<<<<

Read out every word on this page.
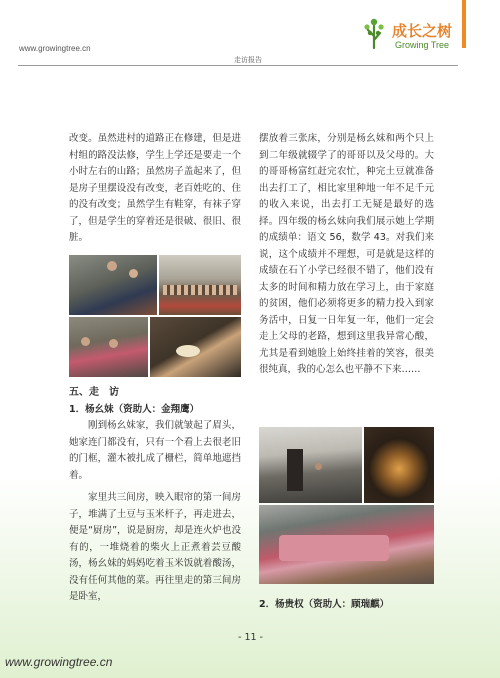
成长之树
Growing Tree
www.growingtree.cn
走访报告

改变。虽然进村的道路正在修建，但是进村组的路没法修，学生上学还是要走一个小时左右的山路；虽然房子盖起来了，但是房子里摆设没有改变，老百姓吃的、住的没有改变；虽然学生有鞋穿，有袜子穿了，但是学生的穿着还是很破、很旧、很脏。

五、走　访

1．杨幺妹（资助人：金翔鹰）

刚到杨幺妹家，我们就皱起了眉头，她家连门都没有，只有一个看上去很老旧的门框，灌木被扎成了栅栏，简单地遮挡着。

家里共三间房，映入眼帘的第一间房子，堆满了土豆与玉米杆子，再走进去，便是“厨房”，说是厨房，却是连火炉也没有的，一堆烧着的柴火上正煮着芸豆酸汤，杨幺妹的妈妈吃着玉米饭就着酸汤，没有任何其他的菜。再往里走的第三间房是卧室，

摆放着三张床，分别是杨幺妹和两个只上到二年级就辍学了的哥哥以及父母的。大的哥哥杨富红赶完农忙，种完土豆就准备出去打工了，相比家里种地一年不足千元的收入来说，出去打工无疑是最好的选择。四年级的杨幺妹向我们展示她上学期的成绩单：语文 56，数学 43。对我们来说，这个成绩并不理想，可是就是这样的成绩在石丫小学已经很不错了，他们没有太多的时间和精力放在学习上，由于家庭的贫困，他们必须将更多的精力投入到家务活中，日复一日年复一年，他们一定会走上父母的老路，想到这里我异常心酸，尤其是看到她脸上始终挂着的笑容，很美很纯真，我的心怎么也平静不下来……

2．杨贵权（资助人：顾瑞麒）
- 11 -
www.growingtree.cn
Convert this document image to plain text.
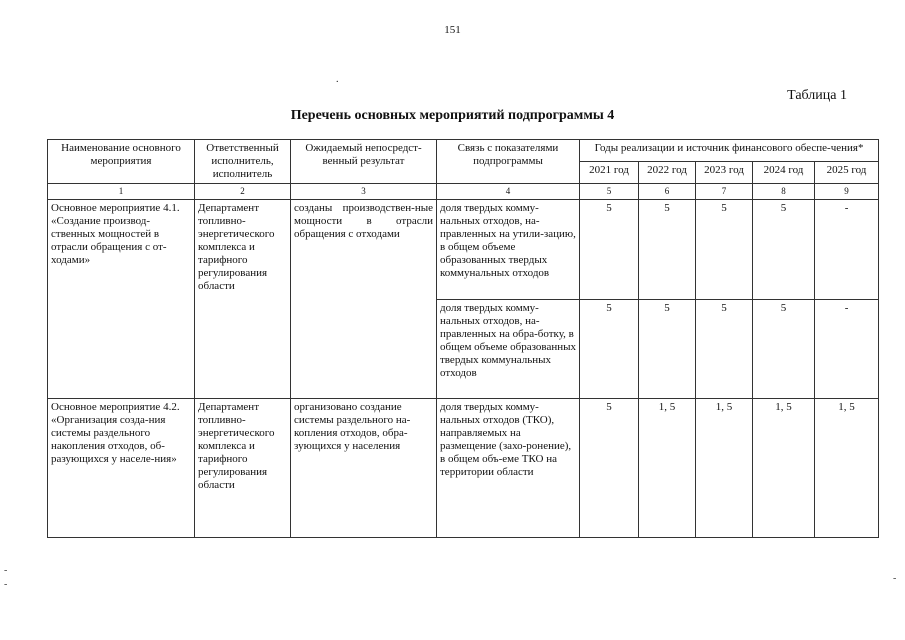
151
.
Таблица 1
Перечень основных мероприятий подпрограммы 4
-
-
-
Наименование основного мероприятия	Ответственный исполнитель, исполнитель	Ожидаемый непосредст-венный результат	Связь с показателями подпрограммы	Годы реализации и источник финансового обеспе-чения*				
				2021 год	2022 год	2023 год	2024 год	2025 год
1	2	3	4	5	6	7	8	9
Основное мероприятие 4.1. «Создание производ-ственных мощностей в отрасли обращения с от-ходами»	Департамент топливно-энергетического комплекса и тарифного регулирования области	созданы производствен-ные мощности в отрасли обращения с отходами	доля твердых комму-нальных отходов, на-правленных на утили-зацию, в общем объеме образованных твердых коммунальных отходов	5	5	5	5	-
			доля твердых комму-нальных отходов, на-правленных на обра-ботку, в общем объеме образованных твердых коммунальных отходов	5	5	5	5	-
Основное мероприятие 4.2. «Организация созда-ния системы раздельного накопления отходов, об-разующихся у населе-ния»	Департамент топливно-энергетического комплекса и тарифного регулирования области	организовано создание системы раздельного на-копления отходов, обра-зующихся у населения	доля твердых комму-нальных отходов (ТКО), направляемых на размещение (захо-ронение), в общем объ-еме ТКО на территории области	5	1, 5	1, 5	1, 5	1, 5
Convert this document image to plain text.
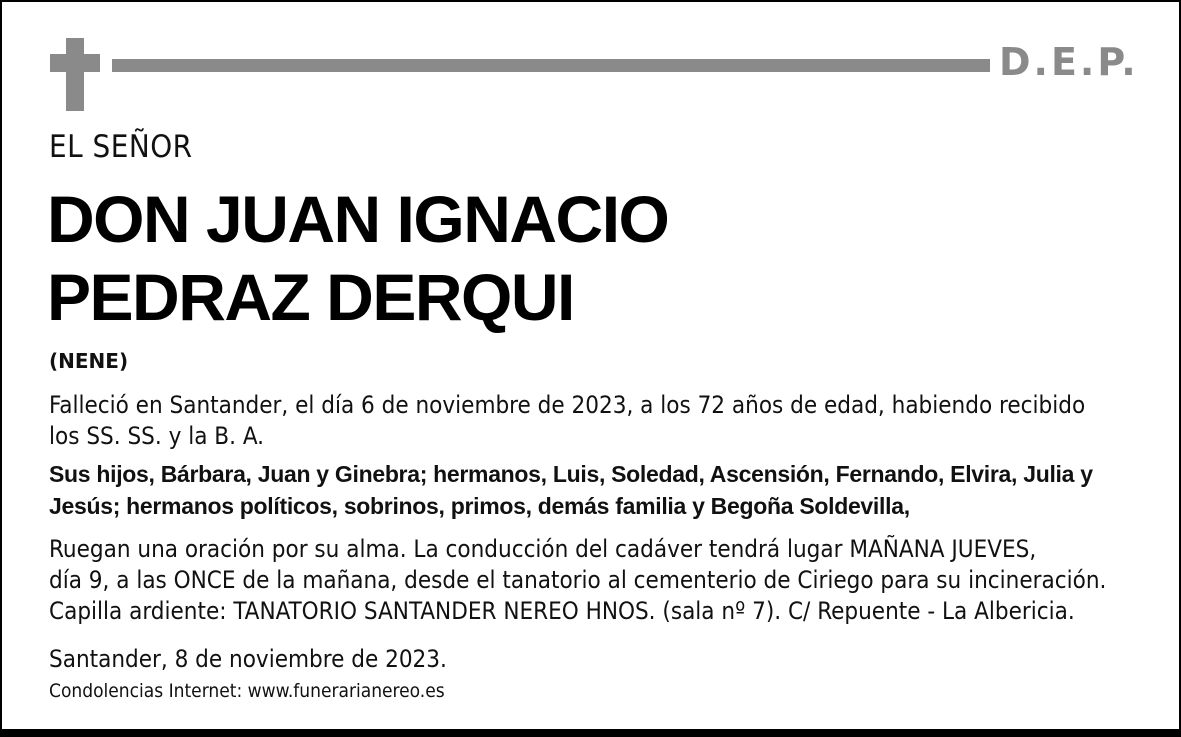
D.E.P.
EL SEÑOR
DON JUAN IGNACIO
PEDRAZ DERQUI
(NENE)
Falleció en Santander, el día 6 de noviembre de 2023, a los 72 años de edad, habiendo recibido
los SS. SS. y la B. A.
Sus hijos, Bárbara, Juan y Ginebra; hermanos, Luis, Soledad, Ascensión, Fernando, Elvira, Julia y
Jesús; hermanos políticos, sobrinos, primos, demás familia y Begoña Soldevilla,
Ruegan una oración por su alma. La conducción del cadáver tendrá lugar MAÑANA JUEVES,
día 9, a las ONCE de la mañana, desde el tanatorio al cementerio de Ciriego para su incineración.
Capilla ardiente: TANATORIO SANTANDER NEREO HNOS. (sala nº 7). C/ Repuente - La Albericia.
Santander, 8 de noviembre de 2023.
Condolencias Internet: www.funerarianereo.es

>>>>

• **Task statement**
Find the lines above that contain the word "коммунальных" and collect them.

• **Solved problem**
Основное мероприятие 4.1. «Создание производ-ственных мощностей в отрасли обращения с от-ходами»	Департамент топливно-энергетического комплекса и тарифного регулирования области	созданы производствен-ные мощности в отрасли обращения с отходами	доля твердых комму-нальных отходов, на-правленных на утили-зацию, в общем объеме образованных твердых коммунальных отходов	5	5	5	5	-
			доля твердых комму-нальных отходов, на-правленных на обра-ботку, в общем объеме образованных твердых коммунальных отходов	5	5	5	5	-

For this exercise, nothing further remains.